* Aim of the exercise
Write out the whole listing again, exactly as given.
____
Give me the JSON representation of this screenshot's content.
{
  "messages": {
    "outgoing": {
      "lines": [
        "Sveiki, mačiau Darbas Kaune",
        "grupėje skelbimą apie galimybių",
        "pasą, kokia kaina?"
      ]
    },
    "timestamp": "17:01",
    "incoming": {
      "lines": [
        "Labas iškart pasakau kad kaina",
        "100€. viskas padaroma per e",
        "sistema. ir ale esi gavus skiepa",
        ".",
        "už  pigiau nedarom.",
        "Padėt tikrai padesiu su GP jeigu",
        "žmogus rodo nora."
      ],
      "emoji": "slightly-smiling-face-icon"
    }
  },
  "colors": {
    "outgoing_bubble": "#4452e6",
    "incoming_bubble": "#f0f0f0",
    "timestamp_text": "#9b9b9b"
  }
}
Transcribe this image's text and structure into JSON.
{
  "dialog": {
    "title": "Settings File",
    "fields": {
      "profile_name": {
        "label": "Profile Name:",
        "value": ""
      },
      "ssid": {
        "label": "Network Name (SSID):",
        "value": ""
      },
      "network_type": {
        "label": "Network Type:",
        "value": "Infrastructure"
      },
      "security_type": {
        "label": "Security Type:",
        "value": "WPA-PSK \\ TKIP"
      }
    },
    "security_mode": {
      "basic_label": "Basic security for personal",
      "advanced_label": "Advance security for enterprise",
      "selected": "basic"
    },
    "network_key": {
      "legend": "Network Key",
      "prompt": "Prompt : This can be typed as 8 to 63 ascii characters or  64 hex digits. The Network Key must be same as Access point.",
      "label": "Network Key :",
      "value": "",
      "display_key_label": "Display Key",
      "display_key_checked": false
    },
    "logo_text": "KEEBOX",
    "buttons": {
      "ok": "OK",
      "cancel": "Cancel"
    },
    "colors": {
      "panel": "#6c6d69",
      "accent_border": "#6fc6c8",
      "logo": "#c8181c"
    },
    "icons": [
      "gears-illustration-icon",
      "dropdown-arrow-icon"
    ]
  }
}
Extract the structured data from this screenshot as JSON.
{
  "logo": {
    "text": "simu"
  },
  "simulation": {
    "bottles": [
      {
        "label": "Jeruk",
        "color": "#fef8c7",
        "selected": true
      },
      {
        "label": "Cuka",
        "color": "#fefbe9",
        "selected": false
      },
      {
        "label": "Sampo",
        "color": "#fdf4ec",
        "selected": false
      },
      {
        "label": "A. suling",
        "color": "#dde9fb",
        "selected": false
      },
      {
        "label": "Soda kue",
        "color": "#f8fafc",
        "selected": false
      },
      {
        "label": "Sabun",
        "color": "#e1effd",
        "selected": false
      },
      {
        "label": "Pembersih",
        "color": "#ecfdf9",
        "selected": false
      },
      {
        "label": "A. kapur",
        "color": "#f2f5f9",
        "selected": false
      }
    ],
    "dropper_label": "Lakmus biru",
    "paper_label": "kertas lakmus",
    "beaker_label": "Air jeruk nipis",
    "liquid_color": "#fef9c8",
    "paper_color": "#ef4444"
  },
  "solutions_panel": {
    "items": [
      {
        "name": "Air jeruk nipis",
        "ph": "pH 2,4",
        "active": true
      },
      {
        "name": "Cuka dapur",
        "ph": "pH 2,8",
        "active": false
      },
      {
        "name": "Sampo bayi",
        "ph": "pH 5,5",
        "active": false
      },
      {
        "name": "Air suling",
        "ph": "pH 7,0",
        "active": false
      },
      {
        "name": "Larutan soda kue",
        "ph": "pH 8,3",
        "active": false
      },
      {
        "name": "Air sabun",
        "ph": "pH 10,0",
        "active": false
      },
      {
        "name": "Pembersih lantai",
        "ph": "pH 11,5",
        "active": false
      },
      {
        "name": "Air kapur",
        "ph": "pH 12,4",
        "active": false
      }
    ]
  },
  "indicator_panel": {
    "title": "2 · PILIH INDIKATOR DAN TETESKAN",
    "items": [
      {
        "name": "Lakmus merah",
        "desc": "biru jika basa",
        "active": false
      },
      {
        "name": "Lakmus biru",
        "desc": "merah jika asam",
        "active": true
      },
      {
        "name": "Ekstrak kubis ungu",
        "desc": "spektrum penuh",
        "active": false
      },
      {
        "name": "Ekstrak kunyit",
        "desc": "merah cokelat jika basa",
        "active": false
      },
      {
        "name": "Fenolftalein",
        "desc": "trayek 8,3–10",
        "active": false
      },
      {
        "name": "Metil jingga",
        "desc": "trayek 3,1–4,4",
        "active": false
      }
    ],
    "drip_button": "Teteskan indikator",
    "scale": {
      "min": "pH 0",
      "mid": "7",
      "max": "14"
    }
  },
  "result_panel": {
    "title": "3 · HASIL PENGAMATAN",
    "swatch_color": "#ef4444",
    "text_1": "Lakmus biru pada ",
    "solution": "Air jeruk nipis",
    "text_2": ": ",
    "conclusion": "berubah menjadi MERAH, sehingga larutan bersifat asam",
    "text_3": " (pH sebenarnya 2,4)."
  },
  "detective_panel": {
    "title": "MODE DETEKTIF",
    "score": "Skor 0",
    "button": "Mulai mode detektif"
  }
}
____
* Solution
Give me the JSON representation of this screenshot's content.
{
  "messages": {
    "outgoing": {
      "lines": [
        "Sveiki, mačiau Darbas Kaune",
        "grupėje skelbimą apie galimybių",
        "pasą, kokia kaina?"
      ]
    },
    "timestamp": "17:01",
    "incoming": {
      "lines": [
        "Labas iškart pasakau kad kaina",
        "100€. viskas padaroma per e",
        "sistema. ir ale esi gavus skiepa",
        ".",
        "už  pigiau nedarom.",
        "Padėt tikrai padesiu su GP jeigu",
        "žmogus rodo nora."
      ],
      "emoji": "slightly-smiling-face-icon"
    }
  },
  "colors": {
    "outgoing_bubble": "#4452e6",
    "incoming_bubble": "#f0f0f0",
    "timestamp_text": "#9b9b9b"
  }
}
Transcribe this image's text and structure into JSON.
{
  "dialog": {
    "title": "Settings File",
    "fields": {
      "profile_name": {
        "label": "Profile Name:",
        "value": ""
      },
      "ssid": {
        "label": "Network Name (SSID):",
        "value": ""
      },
      "network_type": {
        "label": "Network Type:",
        "value": "Infrastructure"
      },
      "security_type": {
        "label": "Security Type:",
        "value": "WPA-PSK \\ TKIP"
      }
    },
    "security_mode": {
      "basic_label": "Basic security for personal",
      "advanced_label": "Advance security for enterprise",
      "selected": "basic"
    },
    "network_key": {
      "legend": "Network Key",
      "prompt": "Prompt : This can be typed as 8 to 63 ascii characters or  64 hex digits. The Network Key must be same as Access point.",
      "label": "Network Key :",
      "value": "",
      "display_key_label": "Display Key",
      "display_key_checked": false
    },
    "logo_text": "KEEBOX",
    "buttons": {
      "ok": "OK",
      "cancel": "Cancel"
    },
    "colors": {
      "panel": "#6c6d69",
      "accent_border": "#6fc6c8",
      "logo": "#c8181c"
    },
    "icons": [
      "gears-illustration-icon",
      "dropdown-arrow-icon"
    ]
  }
}
Extract the structured data from this screenshot as JSON.
{
  "logo": {
    "text": "simu"
  },
  "simulation": {
    "bottles": [
      {
        "label": "Jeruk",
        "color": "#fef8c7",
        "selected": true
      },
      {
        "label": "Cuka",
        "color": "#fefbe9",
        "selected": false
      },
      {
        "label": "Sampo",
        "color": "#fdf4ec",
        "selected": false
      },
      {
        "label": "A. suling",
        "color": "#dde9fb",
        "selected": false
      },
      {
        "label": "Soda kue",
        "color": "#f8fafc",
        "selected": false
      },
      {
        "label": "Sabun",
        "color": "#e1effd",
        "selected": false
      },
      {
        "label": "Pembersih",
        "color": "#ecfdf9",
        "selected": false
      },
      {
        "label": "A. kapur",
        "color": "#f2f5f9",
        "selected": false
      }
    ],
    "dropper_label": "Lakmus biru",
    "paper_label": "kertas lakmus",
    "beaker_label": "Air jeruk nipis",
    "liquid_color": "#fef9c8",
    "paper_color": "#ef4444"
  },
  "solutions_panel": {
    "items": [
      {
        "name": "Air jeruk nipis",
        "ph": "pH 2,4",
        "active": true
      },
      {
        "name": "Cuka dapur",
        "ph": "pH 2,8",
        "active": false
      },
      {
        "name": "Sampo bayi",
        "ph": "pH 5,5",
        "active": false
      },
      {
        "name": "Air suling",
        "ph": "pH 7,0",
        "active": false
      },
      {
        "name": "Larutan soda kue",
        "ph": "pH 8,3",
        "active": false
      },
      {
        "name": "Air sabun",
        "ph": "pH 10,0",
        "active": false
      },
      {
        "name": "Pembersih lantai",
        "ph": "pH 11,5",
        "active": false
      },
      {
        "name": "Air kapur",
        "ph": "pH 12,4",
        "active": false
      }
    ]
  },
  "indicator_panel": {
    "title": "2 · PILIH INDIKATOR DAN TETESKAN",
    "items": [
      {
        "name": "Lakmus merah",
        "desc": "biru jika basa",
        "active": false
      },
      {
        "name": "Lakmus biru",
        "desc": "merah jika asam",
        "active": true
      },
      {
        "name": "Ekstrak kubis ungu",
        "desc": "spektrum penuh",
        "active": false
      },
      {
        "name": "Ekstrak kunyit",
        "desc": "merah cokelat jika basa",
        "active": false
      },
      {
        "name": "Fenolftalein",
        "desc": "trayek 8,3–10",
        "active": false
      },
      {
        "name": "Metil jingga",
        "desc": "trayek 3,1–4,4",
        "active": false
      }
    ],
    "drip_button": "Teteskan indikator",
    "scale": {
      "min": "pH 0",
      "mid": "7",
      "max": "14"
    }
  },
  "result_panel": {
    "title": "3 · HASIL PENGAMATAN",
    "swatch_color": "#ef4444",
    "text_1": "Lakmus biru pada ",
    "solution": "Air jeruk nipis",
    "text_2": ": ",
    "conclusion": "berubah menjadi MERAH, sehingga larutan bersifat asam",
    "text_3": " (pH sebenarnya 2,4)."
  },
  "detective_panel": {
    "title": "MODE DETEKTIF",
    "score": "Skor 0",
    "button": "Mulai mode detektif"
  }
}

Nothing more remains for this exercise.